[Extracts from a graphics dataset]

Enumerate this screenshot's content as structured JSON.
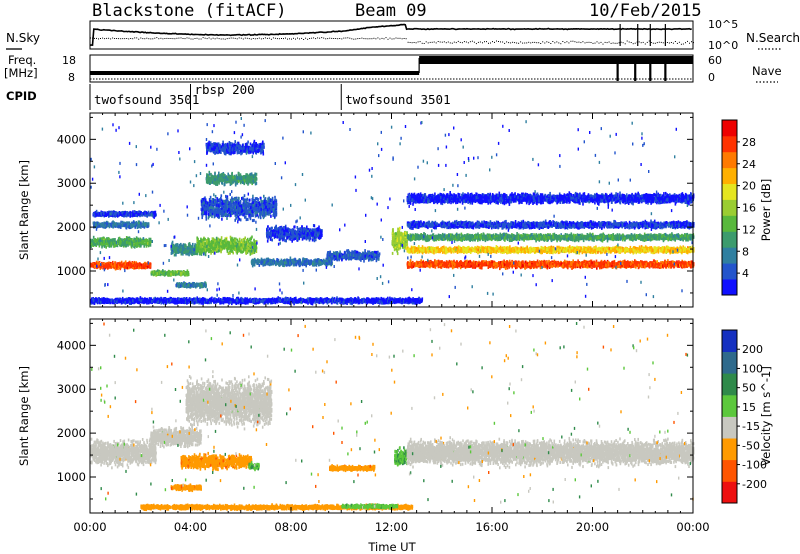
{
  "header": {
    "station": "Blackstone (fitACF)",
    "beam": "Beam 09",
    "date": "10/Feb/2015"
  },
  "strip_labels": {
    "nsky": "N.Sky",
    "nsearch": "N.Search",
    "freq_line1": "Freq.",
    "freq_line2": "[MHz]",
    "nave": "Nave",
    "cpid": "CPID",
    "noise_top": "10^5",
    "noise_bottom": "10^0",
    "freq_top": "18",
    "freq_bottom": "8",
    "nave_top": "60",
    "nave_bottom": "0"
  },
  "cpid_segments": [
    {
      "label": "twofsound 3501",
      "start_hour": 0
    },
    {
      "label": "rbsp 200",
      "start_hour": 4
    },
    {
      "label": "twofsound 3501",
      "start_hour": 10
    }
  ],
  "chart_data": [
    {
      "type": "heatmap",
      "quantity": "power",
      "ylabel": "Slant Range [km]",
      "xlabel": "Time UT",
      "ylim": [
        180,
        4600
      ],
      "yticks": [
        1000,
        2000,
        3000,
        4000
      ],
      "xlim_hours": [
        0,
        24
      ],
      "xtick_labels": [
        "00:00",
        "04:00",
        "08:00",
        "12:00",
        "16:00",
        "20:00",
        "00:00"
      ],
      "colorbar": {
        "label": "Power [dB]",
        "ticks": [
          "4",
          "8",
          "12",
          "16",
          "20",
          "24",
          "28"
        ],
        "colors": [
          "#1010ff",
          "#2355cc",
          "#2f7fa0",
          "#3c9b6d",
          "#58b83c",
          "#9acd32",
          "#e5e520",
          "#ffb000",
          "#ff7a00",
          "#ff3300",
          "#ee0000"
        ]
      },
      "echo_bands": [
        {
          "t0": 0.0,
          "t1": 2.4,
          "r_center": 1130,
          "r_width": 170,
          "level": 27
        },
        {
          "t0": 0.0,
          "t1": 2.4,
          "r_center": 1650,
          "r_width": 250,
          "level": 13
        },
        {
          "t0": 0.1,
          "t1": 2.3,
          "r_center": 2050,
          "r_width": 150,
          "level": 8
        },
        {
          "t0": 0.1,
          "t1": 2.6,
          "r_center": 2300,
          "r_width": 130,
          "level": 5
        },
        {
          "t0": 2.4,
          "t1": 3.9,
          "r_center": 950,
          "r_width": 120,
          "level": 14
        },
        {
          "t0": 3.4,
          "t1": 4.6,
          "r_center": 680,
          "r_width": 120,
          "level": 9
        },
        {
          "t0": 3.2,
          "t1": 4.6,
          "r_center": 1500,
          "r_width": 320,
          "level": 10
        },
        {
          "t0": 4.2,
          "t1": 6.6,
          "r_center": 1580,
          "r_width": 420,
          "level": 15
        },
        {
          "t0": 4.4,
          "t1": 7.4,
          "r_center": 2450,
          "r_width": 600,
          "level": 6
        },
        {
          "t0": 4.6,
          "t1": 6.6,
          "r_center": 3100,
          "r_width": 300,
          "level": 11
        },
        {
          "t0": 4.6,
          "t1": 6.9,
          "r_center": 3800,
          "r_width": 320,
          "level": 5
        },
        {
          "t0": 6.4,
          "t1": 9.6,
          "r_center": 1200,
          "r_width": 180,
          "level": 8
        },
        {
          "t0": 7.0,
          "t1": 9.2,
          "r_center": 1850,
          "r_width": 360,
          "level": 5
        },
        {
          "t0": 9.4,
          "t1": 11.5,
          "r_center": 1350,
          "r_width": 240,
          "level": 6
        },
        {
          "t0": 0.0,
          "t1": 13.2,
          "r_center": 320,
          "r_width": 140,
          "level": 4
        },
        {
          "t0": 12.0,
          "t1": 12.6,
          "r_center": 1700,
          "r_width": 600,
          "level": 17
        },
        {
          "t0": 12.6,
          "t1": 24.0,
          "r_center": 1150,
          "r_width": 180,
          "level": 27
        },
        {
          "t0": 12.6,
          "t1": 24.0,
          "r_center": 1480,
          "r_width": 160,
          "level": 21
        },
        {
          "t0": 12.6,
          "t1": 24.0,
          "r_center": 1770,
          "r_width": 170,
          "level": 12
        },
        {
          "t0": 12.6,
          "t1": 24.0,
          "r_center": 2050,
          "r_width": 170,
          "level": 5
        },
        {
          "t0": 12.6,
          "t1": 24.0,
          "r_center": 2650,
          "r_width": 260,
          "level": 4
        }
      ]
    },
    {
      "type": "heatmap",
      "quantity": "velocity",
      "ylabel": "Slant Range [km]",
      "xlabel": "Time UT",
      "ylim": [
        180,
        4600
      ],
      "yticks": [
        1000,
        2000,
        3000,
        4000
      ],
      "xlim_hours": [
        0,
        24
      ],
      "xtick_labels": [
        "00:00",
        "04:00",
        "08:00",
        "12:00",
        "16:00",
        "20:00",
        "00:00"
      ],
      "colorbar": {
        "label": "Velocity [m s^-1]",
        "ticks": [
          "200",
          "100",
          "50",
          "15",
          "-15",
          "-50",
          "-100",
          "-200"
        ],
        "colors": [
          "#1530c0",
          "#2f6a8c",
          "#2f8a4a",
          "#5cc83c",
          "#c8c8c0",
          "#ff9a00",
          "#ff5500",
          "#ee1010"
        ]
      },
      "echo_bands": [
        {
          "t0": 0.0,
          "t1": 2.6,
          "r_center": 1550,
          "r_width": 650,
          "vel": 0
        },
        {
          "t0": 2.4,
          "t1": 4.4,
          "r_center": 1900,
          "r_width": 500,
          "vel": 0
        },
        {
          "t0": 3.8,
          "t1": 7.2,
          "r_center": 2700,
          "r_width": 1200,
          "vel": 0
        },
        {
          "t0": 3.6,
          "t1": 6.4,
          "r_center": 1350,
          "r_width": 380,
          "vel": -40
        },
        {
          "t0": 3.2,
          "t1": 4.4,
          "r_center": 760,
          "r_width": 140,
          "vel": -40
        },
        {
          "t0": 6.3,
          "t1": 6.7,
          "r_center": 1250,
          "r_width": 180,
          "vel": 30
        },
        {
          "t0": 9.5,
          "t1": 11.3,
          "r_center": 1200,
          "r_width": 120,
          "vel": -40
        },
        {
          "t0": 2.0,
          "t1": 12.8,
          "r_center": 310,
          "r_width": 110,
          "vel": -30
        },
        {
          "t0": 10.0,
          "t1": 12.2,
          "r_center": 330,
          "r_width": 90,
          "vel": 25
        },
        {
          "t0": 12.1,
          "t1": 12.6,
          "r_center": 1450,
          "r_width": 450,
          "vel": 30
        },
        {
          "t0": 12.6,
          "t1": 24.0,
          "r_center": 1550,
          "r_width": 650,
          "vel": 0
        }
      ]
    }
  ],
  "colors": {
    "frame": "#000000",
    "background": "#ffffff"
  }
}
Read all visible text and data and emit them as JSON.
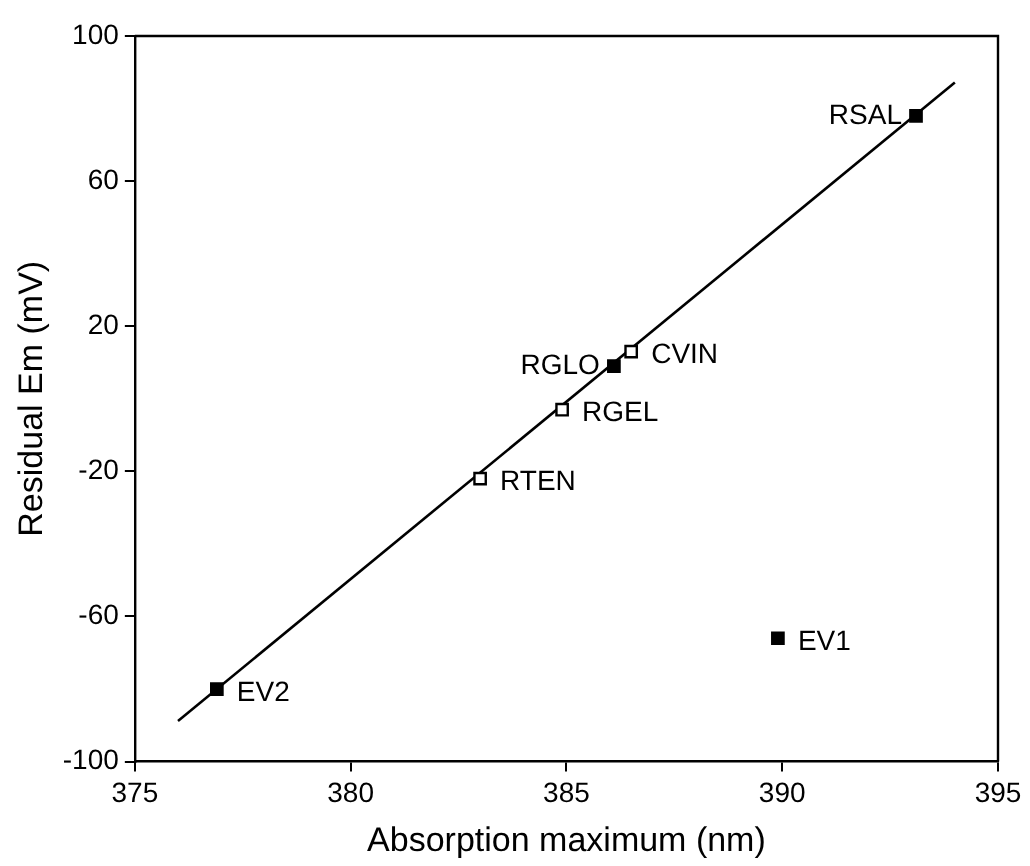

Work instructions: Quote the entries in full. Any image among them is to be omitted from the copy.

Written answer:
Enumerate this screenshot's content as structured JSON.
{
  "header": {
    "station": "Blackstone (fitACF)",
    "beam": "Beam 09",
    "date": "10/Feb/2015"
  },
  "strip_labels": {
    "nsky": "N.Sky",
    "nsearch": "N.Search",
    "freq_line1": "Freq.",
    "freq_line2": "[MHz]",
    "nave": "Nave",
    "cpid": "CPID",
    "noise_top": "10^5",
    "noise_bottom": "10^0",
    "freq_top": "18",
    "freq_bottom": "8",
    "nave_top": "60",
    "nave_bottom": "0"
  },
  "cpid_segments": [
    {
      "label": "twofsound 3501",
      "start_hour": 0
    },
    {
      "label": "rbsp 200",
      "start_hour": 4
    },
    {
      "label": "twofsound 3501",
      "start_hour": 10
    }
  ],
  "chart_data": [
    {
      "type": "heatmap",
      "quantity": "power",
      "ylabel": "Slant Range [km]",
      "xlabel": "Time UT",
      "ylim": [
        180,
        4600
      ],
      "yticks": [
        1000,
        2000,
        3000,
        4000
      ],
      "xlim_hours": [
        0,
        24
      ],
      "xtick_labels": [
        "00:00",
        "04:00",
        "08:00",
        "12:00",
        "16:00",
        "20:00",
        "00:00"
      ],
      "colorbar": {
        "label": "Power [dB]",
        "ticks": [
          "4",
          "8",
          "12",
          "16",
          "20",
          "24",
          "28"
        ],
        "colors": [
          "#1010ff",
          "#2355cc",
          "#2f7fa0",
          "#3c9b6d",
          "#58b83c",
          "#9acd32",
          "#e5e520",
          "#ffb000",
          "#ff7a00",
          "#ff3300",
          "#ee0000"
        ]
      },
      "echo_bands": [
        {
          "t0": 0.0,
          "t1": 2.4,
          "r_center": 1130,
          "r_width": 170,
          "level": 27
        },
        {
          "t0": 0.0,
          "t1": 2.4,
          "r_center": 1650,
          "r_width": 250,
          "level": 13
        },
        {
          "t0": 0.1,
          "t1": 2.3,
          "r_center": 2050,
          "r_width": 150,
          "level": 8
        },
        {
          "t0": 0.1,
          "t1": 2.6,
          "r_center": 2300,
          "r_width": 130,
          "level": 5
        },
        {
          "t0": 2.4,
          "t1": 3.9,
          "r_center": 950,
          "r_width": 120,
          "level": 14
        },
        {
          "t0": 3.4,
          "t1": 4.6,
          "r_center": 680,
          "r_width": 120,
          "level": 9
        },
        {
          "t0": 3.2,
          "t1": 4.6,
          "r_center": 1500,
          "r_width": 320,
          "level": 10
        },
        {
          "t0": 4.2,
          "t1": 6.6,
          "r_center": 1580,
          "r_width": 420,
          "level": 15
        },
        {
          "t0": 4.4,
          "t1": 7.4,
          "r_center": 2450,
          "r_width": 600,
          "level": 6
        },
        {
          "t0": 4.6,
          "t1": 6.6,
          "r_center": 3100,
          "r_width": 300,
          "level": 11
        },
        {
          "t0": 4.6,
          "t1": 6.9,
          "r_center": 3800,
          "r_width": 320,
          "level": 5
        },
        {
          "t0": 6.4,
          "t1": 9.6,
          "r_center": 1200,
          "r_width": 180,
          "level": 8
        },
        {
          "t0": 7.0,
          "t1": 9.2,
          "r_center": 1850,
          "r_width": 360,
          "level": 5
        },
        {
          "t0": 9.4,
          "t1": 11.5,
          "r_center": 1350,
          "r_width": 240,
          "level": 6
        },
        {
          "t0": 0.0,
          "t1": 13.2,
          "r_center": 320,
          "r_width": 140,
          "level": 4
        },
        {
          "t0": 12.0,
          "t1": 12.6,
          "r_center": 1700,
          "r_width": 600,
          "level": 17
        },
        {
          "t0": 12.6,
          "t1": 24.0,
          "r_center": 1150,
          "r_width": 180,
          "level": 27
        },
        {
          "t0": 12.6,
          "t1": 24.0,
          "r_center": 1480,
          "r_width": 160,
          "level": 21
        },
        {
          "t0": 12.6,
          "t1": 24.0,
          "r_center": 1770,
          "r_width": 170,
          "level": 12
        },
        {
          "t0": 12.6,
          "t1": 24.0,
          "r_center": 2050,
          "r_width": 170,
          "level": 5
        },
        {
          "t0": 12.6,
          "t1": 24.0,
          "r_center": 2650,
          "r_width": 260,
          "level": 4
        }
      ]
    },
    {
      "type": "heatmap",
      "quantity": "velocity",
      "ylabel": "Slant Range [km]",
      "xlabel": "Time UT",
      "ylim": [
        180,
        4600
      ],
      "yticks": [
        1000,
        2000,
        3000,
        4000
      ],
      "xlim_hours": [
        0,
        24
      ],
      "xtick_labels": [
        "00:00",
        "04:00",
        "08:00",
        "12:00",
        "16:00",
        "20:00",
        "00:00"
      ],
      "colorbar": {
        "label": "Velocity [m s^-1]",
        "ticks": [
          "200",
          "100",
          "50",
          "15",
          "-15",
          "-50",
          "-100",
          "-200"
        ],
        "colors": [
          "#1530c0",
          "#2f6a8c",
          "#2f8a4a",
          "#5cc83c",
          "#c8c8c0",
          "#ff9a00",
          "#ff5500",
          "#ee1010"
        ]
      },
      "echo_bands": [
        {
          "t0": 0.0,
          "t1": 2.6,
          "r_center": 1550,
          "r_width": 650,
          "vel": 0
        },
        {
          "t0": 2.4,
          "t1": 4.4,
          "r_center": 1900,
          "r_width": 500,
          "vel": 0
        },
        {
          "t0": 3.8,
          "t1": 7.2,
          "r_center": 2700,
          "r_width": 1200,
          "vel": 0
        },
        {
          "t0": 3.6,
          "t1": 6.4,
          "r_center": 1350,
          "r_width": 380,
          "vel": -40
        },
        {
          "t0": 3.2,
          "t1": 4.4,
          "r_center": 760,
          "r_width": 140,
          "vel": -40
        },
        {
          "t0": 6.3,
          "t1": 6.7,
          "r_center": 1250,
          "r_width": 180,
          "vel": 30
        },
        {
          "t0": 9.5,
          "t1": 11.3,
          "r_center": 1200,
          "r_width": 120,
          "vel": -40
        },
        {
          "t0": 2.0,
          "t1": 12.8,
          "r_center": 310,
          "r_width": 110,
          "vel": -30
        },
        {
          "t0": 10.0,
          "t1": 12.2,
          "r_center": 330,
          "r_width": 90,
          "vel": 25
        },
        {
          "t0": 12.1,
          "t1": 12.6,
          "r_center": 1450,
          "r_width": 450,
          "vel": 30
        },
        {
          "t0": 12.6,
          "t1": 24.0,
          "r_center": 1550,
          "r_width": 650,
          "vel": 0
        }
      ]
    }
  ],
  "colors": {
    "frame": "#000000",
    "background": "#ffffff"
  }
}
Read all visible text and data and emit them as JSON.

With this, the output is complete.